**Exercise instructions**: Which lines hold the word "content"? Copy each one.

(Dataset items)
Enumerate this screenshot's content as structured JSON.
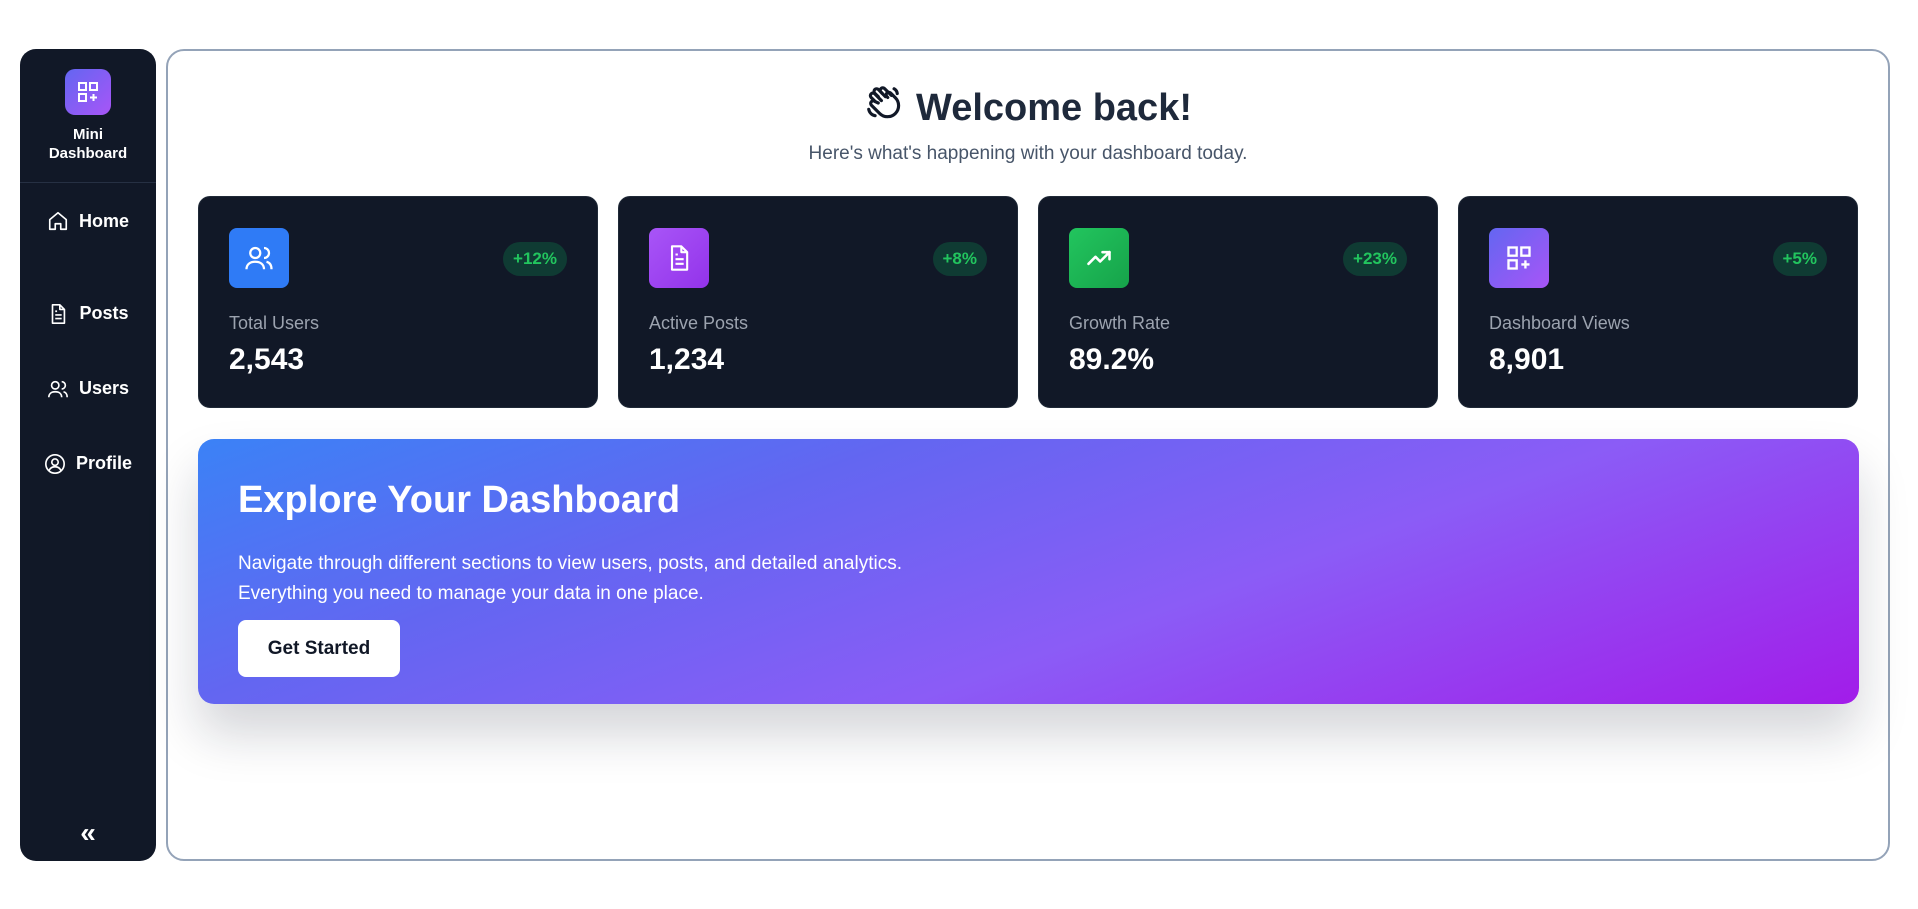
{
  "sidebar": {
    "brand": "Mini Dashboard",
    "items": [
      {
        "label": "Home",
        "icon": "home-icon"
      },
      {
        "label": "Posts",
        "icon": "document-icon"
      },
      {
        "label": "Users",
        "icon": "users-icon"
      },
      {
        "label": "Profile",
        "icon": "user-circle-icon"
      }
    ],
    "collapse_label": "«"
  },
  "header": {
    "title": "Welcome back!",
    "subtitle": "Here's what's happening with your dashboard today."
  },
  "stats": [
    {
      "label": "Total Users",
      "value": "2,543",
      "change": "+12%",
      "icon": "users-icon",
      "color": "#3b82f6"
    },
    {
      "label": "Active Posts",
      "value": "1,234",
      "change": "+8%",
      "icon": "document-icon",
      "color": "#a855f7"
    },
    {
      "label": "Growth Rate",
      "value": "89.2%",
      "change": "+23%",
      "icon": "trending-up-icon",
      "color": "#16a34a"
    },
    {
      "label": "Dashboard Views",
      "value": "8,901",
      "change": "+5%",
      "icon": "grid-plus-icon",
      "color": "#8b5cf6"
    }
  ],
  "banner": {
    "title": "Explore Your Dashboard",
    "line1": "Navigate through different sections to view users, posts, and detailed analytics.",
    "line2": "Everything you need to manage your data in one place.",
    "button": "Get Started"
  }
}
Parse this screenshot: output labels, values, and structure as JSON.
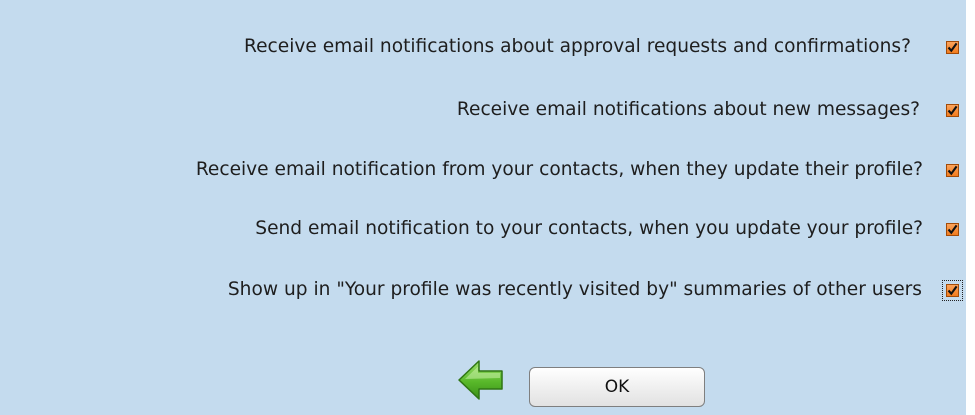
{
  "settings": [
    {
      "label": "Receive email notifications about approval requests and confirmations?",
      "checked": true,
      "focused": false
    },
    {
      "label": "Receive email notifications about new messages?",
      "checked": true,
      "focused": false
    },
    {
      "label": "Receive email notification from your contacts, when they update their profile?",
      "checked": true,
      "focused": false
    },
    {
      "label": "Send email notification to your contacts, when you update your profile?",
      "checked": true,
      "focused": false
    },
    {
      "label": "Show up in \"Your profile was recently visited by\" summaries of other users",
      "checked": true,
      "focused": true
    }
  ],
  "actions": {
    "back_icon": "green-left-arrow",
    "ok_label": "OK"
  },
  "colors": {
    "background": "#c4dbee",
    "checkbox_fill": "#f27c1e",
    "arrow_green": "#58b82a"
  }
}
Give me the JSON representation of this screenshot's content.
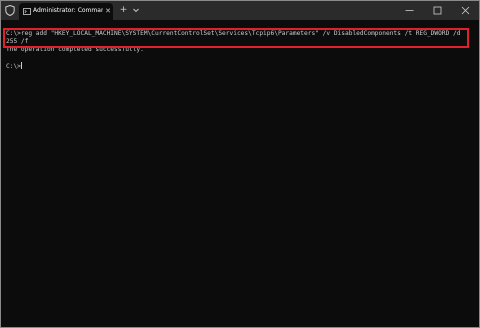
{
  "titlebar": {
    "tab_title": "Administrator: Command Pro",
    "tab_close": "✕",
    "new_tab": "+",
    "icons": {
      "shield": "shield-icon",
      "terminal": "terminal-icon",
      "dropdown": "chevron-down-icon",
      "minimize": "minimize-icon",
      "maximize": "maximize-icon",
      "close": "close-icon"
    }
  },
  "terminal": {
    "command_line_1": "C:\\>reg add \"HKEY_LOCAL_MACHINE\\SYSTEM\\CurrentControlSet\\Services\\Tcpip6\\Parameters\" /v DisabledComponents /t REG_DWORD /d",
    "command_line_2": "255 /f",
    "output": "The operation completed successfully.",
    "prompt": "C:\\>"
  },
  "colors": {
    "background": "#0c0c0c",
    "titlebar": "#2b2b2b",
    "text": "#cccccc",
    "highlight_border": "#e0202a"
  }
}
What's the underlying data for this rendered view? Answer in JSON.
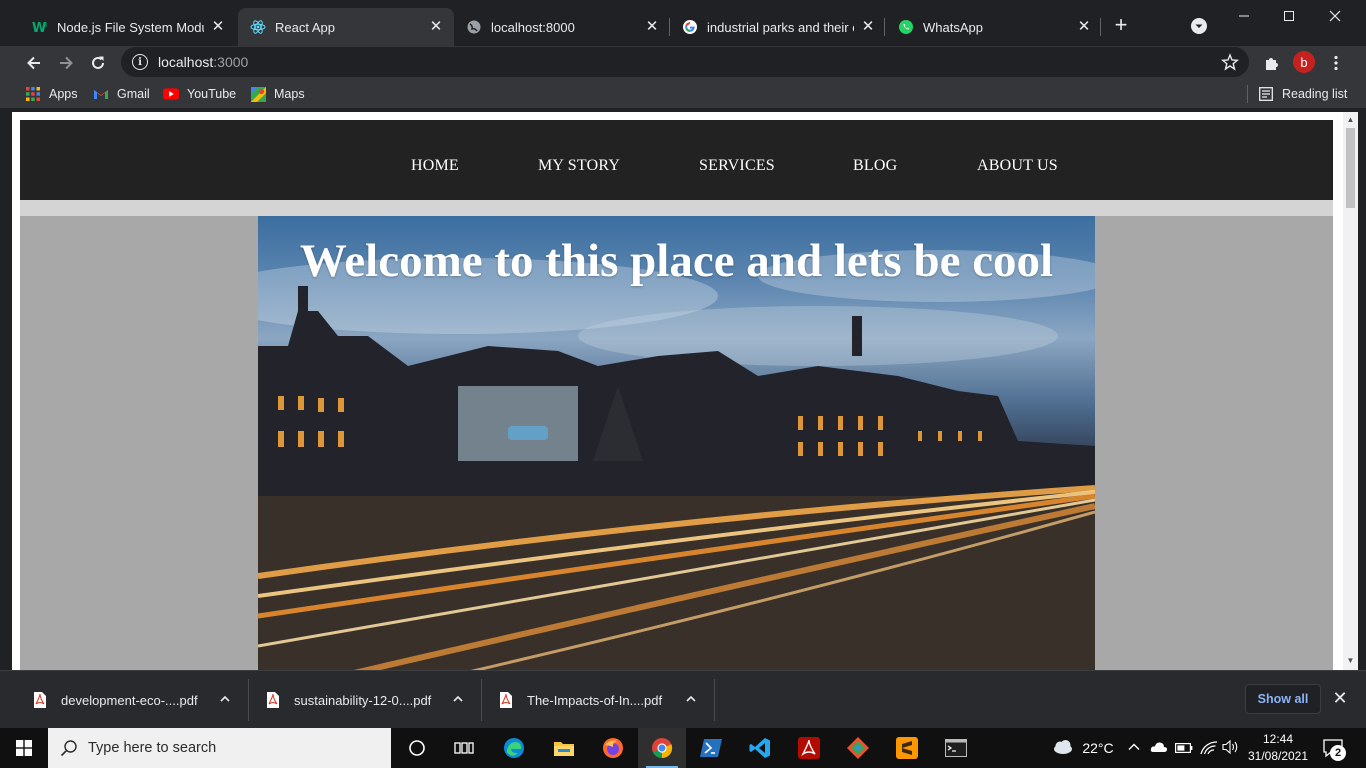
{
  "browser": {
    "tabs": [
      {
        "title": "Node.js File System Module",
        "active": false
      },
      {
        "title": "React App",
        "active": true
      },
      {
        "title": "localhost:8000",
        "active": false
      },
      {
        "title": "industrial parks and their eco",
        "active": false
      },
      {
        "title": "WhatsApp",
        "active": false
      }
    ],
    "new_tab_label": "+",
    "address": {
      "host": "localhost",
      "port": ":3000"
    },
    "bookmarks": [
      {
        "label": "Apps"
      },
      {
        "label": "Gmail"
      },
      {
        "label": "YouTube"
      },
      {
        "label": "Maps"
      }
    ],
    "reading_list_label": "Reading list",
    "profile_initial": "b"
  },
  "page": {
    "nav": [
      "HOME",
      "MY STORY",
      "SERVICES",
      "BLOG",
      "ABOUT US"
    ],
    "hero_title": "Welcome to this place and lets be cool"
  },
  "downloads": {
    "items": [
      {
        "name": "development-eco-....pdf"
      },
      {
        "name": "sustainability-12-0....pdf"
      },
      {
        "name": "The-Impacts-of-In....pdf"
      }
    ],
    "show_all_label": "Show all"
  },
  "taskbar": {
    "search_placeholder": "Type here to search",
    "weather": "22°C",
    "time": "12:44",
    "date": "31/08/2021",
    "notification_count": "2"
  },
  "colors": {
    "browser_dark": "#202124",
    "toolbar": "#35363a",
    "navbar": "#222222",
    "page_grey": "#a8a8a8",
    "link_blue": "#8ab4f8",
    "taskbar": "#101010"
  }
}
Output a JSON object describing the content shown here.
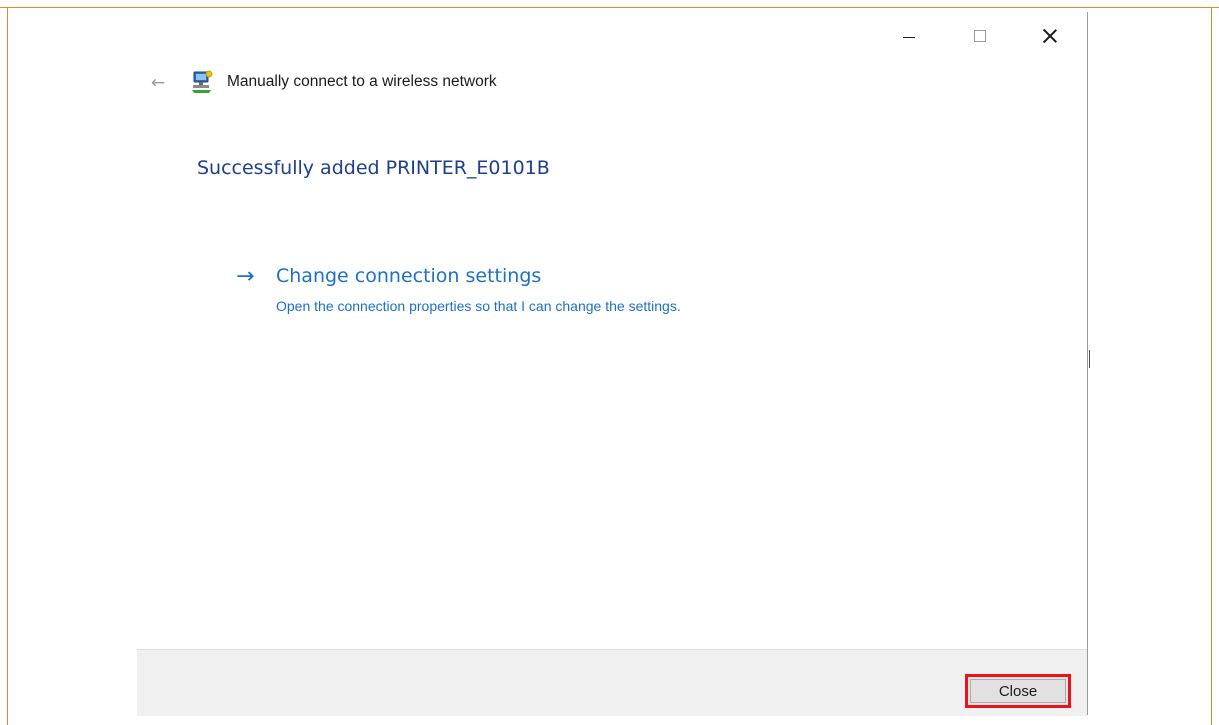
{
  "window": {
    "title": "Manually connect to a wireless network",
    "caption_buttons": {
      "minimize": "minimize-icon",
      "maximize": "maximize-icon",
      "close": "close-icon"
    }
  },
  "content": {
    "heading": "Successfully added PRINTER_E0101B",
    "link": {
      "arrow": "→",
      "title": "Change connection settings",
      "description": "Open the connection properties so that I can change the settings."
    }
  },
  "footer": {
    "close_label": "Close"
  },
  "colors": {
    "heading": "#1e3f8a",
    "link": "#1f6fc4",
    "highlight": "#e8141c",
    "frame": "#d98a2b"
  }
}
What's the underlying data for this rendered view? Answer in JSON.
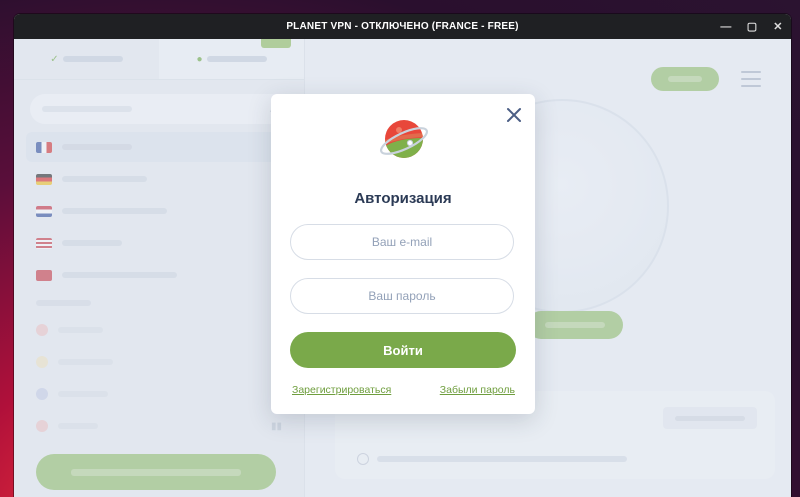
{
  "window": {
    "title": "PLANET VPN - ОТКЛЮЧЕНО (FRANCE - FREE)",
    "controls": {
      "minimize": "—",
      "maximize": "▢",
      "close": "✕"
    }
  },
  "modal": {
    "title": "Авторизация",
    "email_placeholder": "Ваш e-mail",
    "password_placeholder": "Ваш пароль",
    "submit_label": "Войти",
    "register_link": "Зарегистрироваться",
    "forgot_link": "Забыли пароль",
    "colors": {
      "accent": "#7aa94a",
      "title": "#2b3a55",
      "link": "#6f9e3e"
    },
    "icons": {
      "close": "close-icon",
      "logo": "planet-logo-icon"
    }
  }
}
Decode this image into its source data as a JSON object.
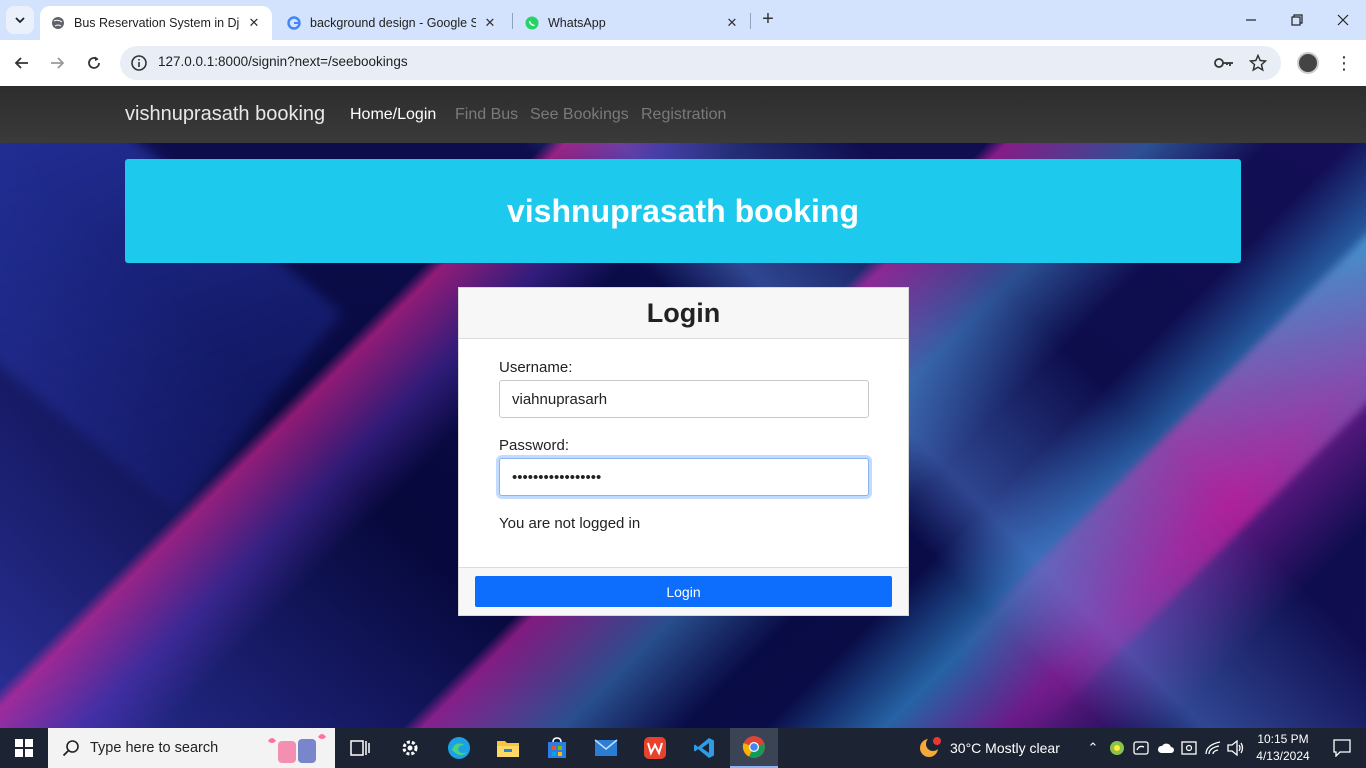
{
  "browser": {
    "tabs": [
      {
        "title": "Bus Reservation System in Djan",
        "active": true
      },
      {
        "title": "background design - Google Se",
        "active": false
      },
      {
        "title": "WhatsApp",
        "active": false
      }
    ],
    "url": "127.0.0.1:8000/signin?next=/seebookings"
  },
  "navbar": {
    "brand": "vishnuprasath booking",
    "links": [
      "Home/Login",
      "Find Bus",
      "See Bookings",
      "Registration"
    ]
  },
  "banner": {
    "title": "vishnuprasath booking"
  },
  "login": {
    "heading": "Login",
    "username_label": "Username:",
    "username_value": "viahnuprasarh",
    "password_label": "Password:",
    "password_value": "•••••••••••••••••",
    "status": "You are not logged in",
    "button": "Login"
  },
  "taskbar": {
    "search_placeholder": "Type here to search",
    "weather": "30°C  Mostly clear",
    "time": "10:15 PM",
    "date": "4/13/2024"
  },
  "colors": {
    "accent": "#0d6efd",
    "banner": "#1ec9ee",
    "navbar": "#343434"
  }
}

**Result of this task**:
Enumerate this screenshot's content as structured JSON.
Give me the JSON representation of this screenshot's content.
Output a JSON object describing the content shown here.
  "content": {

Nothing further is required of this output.